[Start]

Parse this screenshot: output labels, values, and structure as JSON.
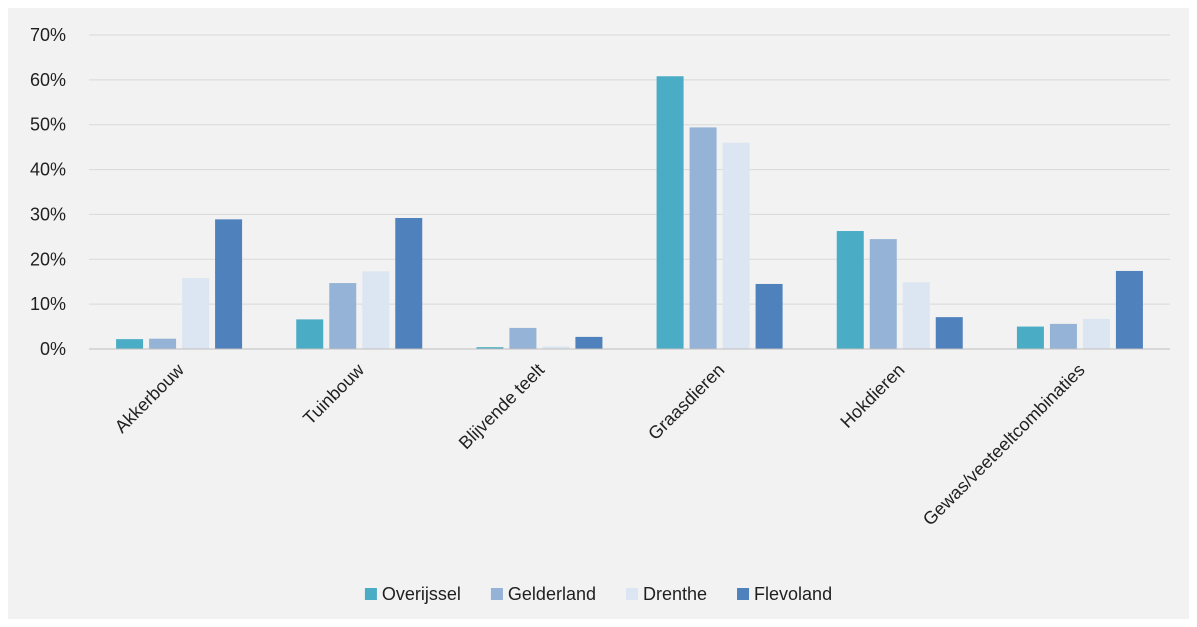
{
  "chart_data": {
    "type": "bar",
    "categories": [
      "Akkerbouw",
      "Tuinbouw",
      "Blijvende teelt",
      "Graasdieren",
      "Hokdieren",
      "Gewas/veeteeltcombinaties"
    ],
    "series": [
      {
        "name": "Overijssel",
        "color": "#4bacc6",
        "values": [
          2.2,
          6.6,
          0.4,
          60.8,
          26.3,
          5.0
        ]
      },
      {
        "name": "Gelderland",
        "color": "#95b3d7",
        "values": [
          2.3,
          14.7,
          4.7,
          49.4,
          24.5,
          5.6
        ]
      },
      {
        "name": "Drenthe",
        "color": "#dce6f2",
        "values": [
          15.8,
          17.3,
          0.6,
          46.0,
          14.9,
          6.7
        ]
      },
      {
        "name": "Flevoland",
        "color": "#4f81bd",
        "values": [
          28.9,
          29.2,
          2.7,
          14.5,
          7.1,
          17.4
        ]
      }
    ],
    "y_ticks": [
      "0%",
      "10%",
      "20%",
      "30%",
      "40%",
      "50%",
      "60%",
      "70%"
    ],
    "ylim": [
      0,
      70
    ],
    "ylabel": "",
    "xlabel": "",
    "grid": true,
    "legend_position": "bottom"
  }
}
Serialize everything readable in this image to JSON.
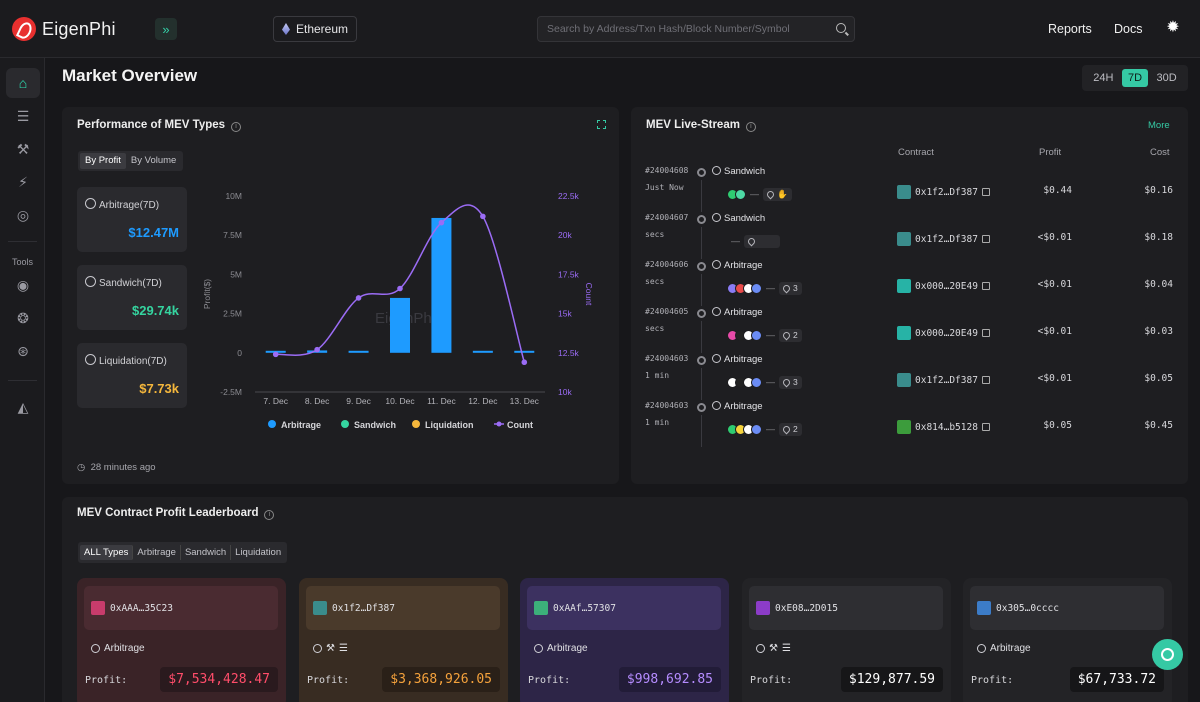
{
  "header": {
    "logo_text": "EigenPhi",
    "chain": "Ethereum",
    "search_placeholder": "Search by Address/Txn Hash/Block Number/Symbol",
    "nav": [
      "Reports",
      "Docs"
    ]
  },
  "sidebar": {
    "tools_label": "Tools"
  },
  "page": {
    "title": "Market Overview",
    "ranges": [
      "24H",
      "7D",
      "30D"
    ],
    "active_range": "7D"
  },
  "performance": {
    "title": "Performance of MEV Types",
    "tabs": [
      "By Profit",
      "By Volume"
    ],
    "stats": [
      {
        "label": "Arbitrage(7D)",
        "value": "$12.47M",
        "color": "#1e9bff"
      },
      {
        "label": "Sandwich(7D)",
        "value": "$29.74k",
        "color": "#35d5a0"
      },
      {
        "label": "Liquidation(7D)",
        "value": "$7.73k",
        "color": "#f5b73c"
      }
    ],
    "updated": "28 minutes ago"
  },
  "chart_data": {
    "type": "bar",
    "categories": [
      "7. Dec",
      "8. Dec",
      "9. Dec",
      "10. Dec",
      "11. Dec",
      "12. Dec",
      "13. Dec"
    ],
    "series": [
      {
        "name": "Arbitrage",
        "type": "bar",
        "axis": "left",
        "values": [
          0.05,
          0.15,
          0.1,
          3.5,
          8.6,
          0.05,
          0.1
        ],
        "color": "#1e9bff"
      },
      {
        "name": "Sandwich",
        "type": "bar",
        "axis": "left",
        "values": [
          0,
          0,
          0,
          0,
          0,
          0,
          0
        ],
        "color": "#35d5a0"
      },
      {
        "name": "Liquidation",
        "type": "bar",
        "axis": "left",
        "values": [
          0,
          0,
          0,
          0,
          0,
          0,
          0
        ],
        "color": "#f5b73c"
      },
      {
        "name": "Count",
        "type": "line",
        "axis": "right",
        "values": [
          12400,
          12700,
          16000,
          16600,
          20800,
          21200,
          11900
        ],
        "color": "#9b6cf5"
      }
    ],
    "ylabel": "Profit($)",
    "y2label": "Count",
    "ylim": [
      -2.5,
      10
    ],
    "yticks": [
      "10M",
      "7.5M",
      "5M",
      "2.5M",
      "0",
      "-2.5M"
    ],
    "y2lim": [
      10000,
      22500
    ],
    "y2ticks": [
      "22.5k",
      "20k",
      "17.5k",
      "15k",
      "12.5k",
      "10k"
    ],
    "watermark": "EigenPhi",
    "legend": "bottom"
  },
  "livestream": {
    "title": "MEV Live-Stream",
    "more": "More",
    "columns": [
      "Contract",
      "Profit",
      "Cost"
    ],
    "rows": [
      {
        "block": "#24004608",
        "time": "Just Now",
        "type": "Sandwich",
        "tokens": [
          "#2ecc71",
          "#4dd9a4"
        ],
        "pill": "",
        "extra": "hand",
        "contract": "0x1f2…Df387",
        "avatar": "#3a8c8c",
        "profit": "$0.44",
        "cost": "$0.16"
      },
      {
        "block": "#24004607",
        "time": "secs",
        "type": "Sandwich",
        "tokens": [],
        "pill": "",
        "extra": "",
        "contract": "0x1f2…Df387",
        "avatar": "#3a8c8c",
        "profit": "<$0.01",
        "cost": "$0.18"
      },
      {
        "block": "#24004606",
        "time": "secs",
        "type": "Arbitrage",
        "tokens": [
          "#8a7cf5",
          "#e84a4a",
          "#ffffff",
          "#6b8cf5"
        ],
        "pill": "3",
        "extra": "",
        "contract": "0x000…20E49",
        "avatar": "#27b3a6",
        "profit": "<$0.01",
        "cost": "$0.04"
      },
      {
        "block": "#24004605",
        "time": "secs",
        "type": "Arbitrage",
        "tokens": [
          "#e84aa8",
          "#222222",
          "#ffffff",
          "#6b8cf5"
        ],
        "pill": "2",
        "extra": "",
        "contract": "0x000…20E49",
        "avatar": "#27b3a6",
        "profit": "<$0.01",
        "cost": "$0.03"
      },
      {
        "block": "#24004603",
        "time": "1 min",
        "type": "Arbitrage",
        "tokens": [
          "#ffffff",
          "#222222",
          "#ffffff",
          "#6b8cf5"
        ],
        "pill": "3",
        "extra": "",
        "contract": "0x1f2…Df387",
        "avatar": "#3a8c8c",
        "profit": "<$0.01",
        "cost": "$0.05"
      },
      {
        "block": "#24004603",
        "time": "1 min",
        "type": "Arbitrage",
        "tokens": [
          "#2ecc71",
          "#f5d33c",
          "#ffffff",
          "#6b8cf5"
        ],
        "pill": "2",
        "extra": "",
        "contract": "0x814…b5128",
        "avatar": "#3c9c3c",
        "profit": "$0.05",
        "cost": "$0.45"
      }
    ]
  },
  "leaderboard": {
    "title": "MEV Contract Profit Leaderboard",
    "tabs": [
      "ALL Types",
      "Arbitrage",
      "Sandwich",
      "Liquidation"
    ],
    "profit_label": "Profit:",
    "cards": [
      {
        "address": "0xAAA…35C23",
        "type": "Arbitrage",
        "profit": "$7,534,428.47",
        "profit_color": "#ff4d6a",
        "bg": "#3a2327",
        "addr_bg": "#4a2b31",
        "val_bg": "#2a1a1e",
        "avatar": "#c83c6c"
      },
      {
        "address": "0x1f2…Df387",
        "type": "",
        "profit": "$3,368,926.05",
        "profit_color": "#f5a23c",
        "bg": "#382c22",
        "addr_bg": "#4a3a2b",
        "val_bg": "#2a2018",
        "avatar": "#3a8c8c"
      },
      {
        "address": "0xAAf…57307",
        "type": "Arbitrage",
        "profit": "$998,692.85",
        "profit_color": "#b58cff",
        "bg": "#2d2547",
        "addr_bg": "#3c3160",
        "val_bg": "#221c38",
        "avatar": "#3cb07a"
      },
      {
        "address": "0xE08…2D015",
        "type": "",
        "profit": "$129,877.59",
        "profit_color": "#ffffff",
        "bg": "#232326",
        "addr_bg": "#2e2e32",
        "val_bg": "#161618",
        "avatar": "#8c3cc8"
      },
      {
        "address": "0x305…0cccc",
        "type": "Arbitrage",
        "profit": "$67,733.72",
        "profit_color": "#ffffff",
        "bg": "#232326",
        "addr_bg": "#2e2e32",
        "val_bg": "#161618",
        "avatar": "#3c7cc8"
      }
    ]
  }
}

[End]

*Required task*. Without the pictures, return all the records precisely as they stand.

*Solution for this task*.
Parse this screenshot: output labels, values, and structure as JSON.
{
  "chart_data": {
    "type": "bar",
    "categories": [
      "Akkerbouw",
      "Tuinbouw",
      "Blijvende teelt",
      "Graasdieren",
      "Hokdieren",
      "Gewas/veeteeltcombinaties"
    ],
    "series": [
      {
        "name": "Overijssel",
        "color": "#4bacc6",
        "values": [
          2.2,
          6.6,
          0.4,
          60.8,
          26.3,
          5.0
        ]
      },
      {
        "name": "Gelderland",
        "color": "#95b3d7",
        "values": [
          2.3,
          14.7,
          4.7,
          49.4,
          24.5,
          5.6
        ]
      },
      {
        "name": "Drenthe",
        "color": "#dce6f2",
        "values": [
          15.8,
          17.3,
          0.6,
          46.0,
          14.9,
          6.7
        ]
      },
      {
        "name": "Flevoland",
        "color": "#4f81bd",
        "values": [
          28.9,
          29.2,
          2.7,
          14.5,
          7.1,
          17.4
        ]
      }
    ],
    "y_ticks": [
      "0%",
      "10%",
      "20%",
      "30%",
      "40%",
      "50%",
      "60%",
      "70%"
    ],
    "ylim": [
      0,
      70
    ],
    "ylabel": "",
    "xlabel": "",
    "grid": true,
    "legend_position": "bottom"
  }
}
Serialize everything readable in this image to JSON.
{
  "header": {
    "logo_text": "EigenPhi",
    "chain": "Ethereum",
    "search_placeholder": "Search by Address/Txn Hash/Block Number/Symbol",
    "nav": [
      "Reports",
      "Docs"
    ]
  },
  "sidebar": {
    "tools_label": "Tools"
  },
  "page": {
    "title": "Market Overview",
    "ranges": [
      "24H",
      "7D",
      "30D"
    ],
    "active_range": "7D"
  },
  "performance": {
    "title": "Performance of MEV Types",
    "tabs": [
      "By Profit",
      "By Volume"
    ],
    "stats": [
      {
        "label": "Arbitrage(7D)",
        "value": "$12.47M",
        "color": "#1e9bff"
      },
      {
        "label": "Sandwich(7D)",
        "value": "$29.74k",
        "color": "#35d5a0"
      },
      {
        "label": "Liquidation(7D)",
        "value": "$7.73k",
        "color": "#f5b73c"
      }
    ],
    "updated": "28 minutes ago"
  },
  "chart_data": {
    "type": "bar",
    "categories": [
      "7. Dec",
      "8. Dec",
      "9. Dec",
      "10. Dec",
      "11. Dec",
      "12. Dec",
      "13. Dec"
    ],
    "series": [
      {
        "name": "Arbitrage",
        "type": "bar",
        "axis": "left",
        "values": [
          0.05,
          0.15,
          0.1,
          3.5,
          8.6,
          0.05,
          0.1
        ],
        "color": "#1e9bff"
      },
      {
        "name": "Sandwich",
        "type": "bar",
        "axis": "left",
        "values": [
          0,
          0,
          0,
          0,
          0,
          0,
          0
        ],
        "color": "#35d5a0"
      },
      {
        "name": "Liquidation",
        "type": "bar",
        "axis": "left",
        "values": [
          0,
          0,
          0,
          0,
          0,
          0,
          0
        ],
        "color": "#f5b73c"
      },
      {
        "name": "Count",
        "type": "line",
        "axis": "right",
        "values": [
          12400,
          12700,
          16000,
          16600,
          20800,
          21200,
          11900
        ],
        "color": "#9b6cf5"
      }
    ],
    "ylabel": "Profit($)",
    "y2label": "Count",
    "ylim": [
      -2.5,
      10
    ],
    "yticks": [
      "10M",
      "7.5M",
      "5M",
      "2.5M",
      "0",
      "-2.5M"
    ],
    "y2lim": [
      10000,
      22500
    ],
    "y2ticks": [
      "22.5k",
      "20k",
      "17.5k",
      "15k",
      "12.5k",
      "10k"
    ],
    "watermark": "EigenPhi",
    "legend": "bottom"
  },
  "livestream": {
    "title": "MEV Live-Stream",
    "more": "More",
    "columns": [
      "Contract",
      "Profit",
      "Cost"
    ],
    "rows": [
      {
        "block": "#24004608",
        "time": "Just Now",
        "type": "Sandwich",
        "tokens": [
          "#2ecc71",
          "#4dd9a4"
        ],
        "pill": "",
        "extra": "hand",
        "contract": "0x1f2…Df387",
        "avatar": "#3a8c8c",
        "profit": "$0.44",
        "cost": "$0.16"
      },
      {
        "block": "#24004607",
        "time": "secs",
        "type": "Sandwich",
        "tokens": [],
        "pill": "",
        "extra": "",
        "contract": "0x1f2…Df387",
        "avatar": "#3a8c8c",
        "profit": "<$0.01",
        "cost": "$0.18"
      },
      {
        "block": "#24004606",
        "time": "secs",
        "type": "Arbitrage",
        "tokens": [
          "#8a7cf5",
          "#e84a4a",
          "#ffffff",
          "#6b8cf5"
        ],
        "pill": "3",
        "extra": "",
        "contract": "0x000…20E49",
        "avatar": "#27b3a6",
        "profit": "<$0.01",
        "cost": "$0.04"
      },
      {
        "block": "#24004605",
        "time": "secs",
        "type": "Arbitrage",
        "tokens": [
          "#e84aa8",
          "#222222",
          "#ffffff",
          "#6b8cf5"
        ],
        "pill": "2",
        "extra": "",
        "contract": "0x000…20E49",
        "avatar": "#27b3a6",
        "profit": "<$0.01",
        "cost": "$0.03"
      },
      {
        "block": "#24004603",
        "time": "1 min",
        "type": "Arbitrage",
        "tokens": [
          "#ffffff",
          "#222222",
          "#ffffff",
          "#6b8cf5"
        ],
        "pill": "3",
        "extra": "",
        "contract": "0x1f2…Df387",
        "avatar": "#3a8c8c",
        "profit": "<$0.01",
        "cost": "$0.05"
      },
      {
        "block": "#24004603",
        "time": "1 min",
        "type": "Arbitrage",
        "tokens": [
          "#2ecc71",
          "#f5d33c",
          "#ffffff",
          "#6b8cf5"
        ],
        "pill": "2",
        "extra": "",
        "contract": "0x814…b5128",
        "avatar": "#3c9c3c",
        "profit": "$0.05",
        "cost": "$0.45"
      }
    ]
  },
  "leaderboard": {
    "title": "MEV Contract Profit Leaderboard",
    "tabs": [
      "ALL Types",
      "Arbitrage",
      "Sandwich",
      "Liquidation"
    ],
    "profit_label": "Profit:",
    "cards": [
      {
        "address": "0xAAA…35C23",
        "type": "Arbitrage",
        "profit": "$7,534,428.47",
        "profit_color": "#ff4d6a",
        "bg": "#3a2327",
        "addr_bg": "#4a2b31",
        "val_bg": "#2a1a1e",
        "avatar": "#c83c6c"
      },
      {
        "address": "0x1f2…Df387",
        "type": "",
        "profit": "$3,368,926.05",
        "profit_color": "#f5a23c",
        "bg": "#382c22",
        "addr_bg": "#4a3a2b",
        "val_bg": "#2a2018",
        "avatar": "#3a8c8c"
      },
      {
        "address": "0xAAf…57307",
        "type": "Arbitrage",
        "profit": "$998,692.85",
        "profit_color": "#b58cff",
        "bg": "#2d2547",
        "addr_bg": "#3c3160",
        "val_bg": "#221c38",
        "avatar": "#3cb07a"
      },
      {
        "address": "0xE08…2D015",
        "type": "",
        "profit": "$129,877.59",
        "profit_color": "#ffffff",
        "bg": "#232326",
        "addr_bg": "#2e2e32",
        "val_bg": "#161618",
        "avatar": "#8c3cc8"
      },
      {
        "address": "0x305…0cccc",
        "type": "Arbitrage",
        "profit": "$67,733.72",
        "profit_color": "#ffffff",
        "bg": "#232326",
        "addr_bg": "#2e2e32",
        "val_bg": "#161618",
        "avatar": "#3c7cc8"
      }
    ]
  }
}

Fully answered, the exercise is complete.